» **Your task**:
Copy every entry exactly as given, minus the images.

Data records:

------------------------------------------------------------------------

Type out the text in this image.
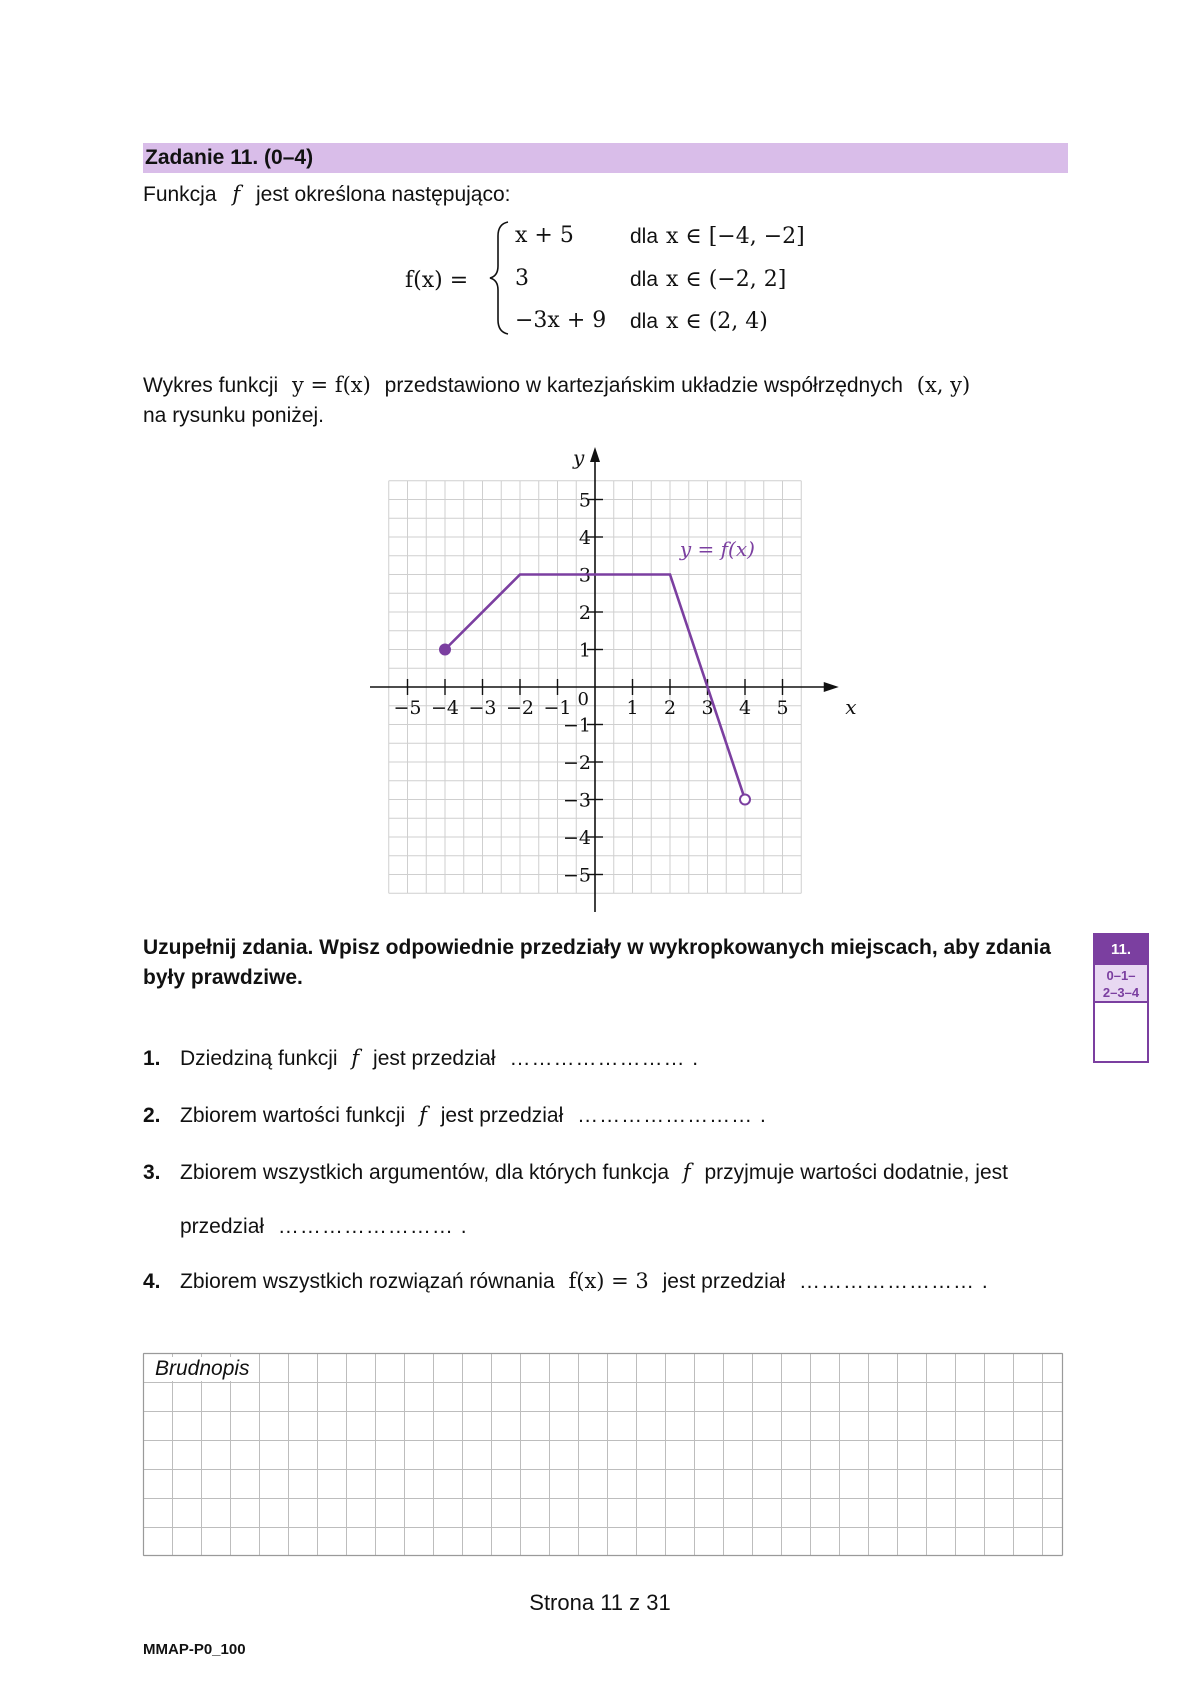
Zadanie 11. (0–4)
Funkcja f jest określona następująco:
f(x) =
x + 5	dla x ∈ [−4, −2]
3	dla x ∈ (−2, 2]
−3x + 9 dla x ∈ (2, 4)
Wykres funkcji y = f(x) przedstawiono w kartezjańskim układzie współrzędnych (x, y)
na rysunku poniżej.
−5 −4 −3 −2 −1	1 2 3 4 5
5
4
3
2
1
−1
−2
−3
−4
−5
0	x
y
y = f(x)
Uzupełnij zdania. Wpisz odpowiednie przedziały w wykropkowanych miejscach, aby zdania były prawdziwe.
11.
0–1–
2–3–4
1. Dziedziną funkcji f jest przedział …………………… .
2. Zbiorem wartości funkcji f jest przedział …………………… .
3. Zbiorem wszystkich argumentów, dla których funkcja f przyjmuje wartości dodatnie, jest
przedział …………………… .
4. Zbiorem wszystkich rozwiązań równania f(x) = 3 jest przedział …………………… .
Brudnopis
Strona 11 z 31
MMAP-P0_100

------------------------------------------------------------------------

» **Answer to this exercise**:
Type out the text in this image.
Zadanie 11. (0–4)
Funkcja f jest określona następująco:
f(x) =
x + 5	dla x ∈ [−4, −2]
3	dla x ∈ (−2, 2]
−3x + 9 dla x ∈ (2, 4)
Wykres funkcji y = f(x) przedstawiono w kartezjańskim układzie współrzędnych (x, y)
na rysunku poniżej.
−5 −4 −3 −2 −1	1 2 3 4 5
5
4
3
2
1
−1
−2
−3
−4
−5
0	x
y
y = f(x)
Uzupełnij zdania. Wpisz odpowiednie przedziały w wykropkowanych miejscach, aby zdania były prawdziwe.
11.
0–1–
2–3–4
1. Dziedziną funkcji f jest przedział …………………… .
2. Zbiorem wartości funkcji f jest przedział …………………… .
3. Zbiorem wszystkich argumentów, dla których funkcja f przyjmuje wartości dodatnie, jest
przedział …………………… .
4. Zbiorem wszystkich rozwiązań równania f(x) = 3 jest przedział …………………… .
Brudnopis
Strona 11 z 31
MMAP-P0_100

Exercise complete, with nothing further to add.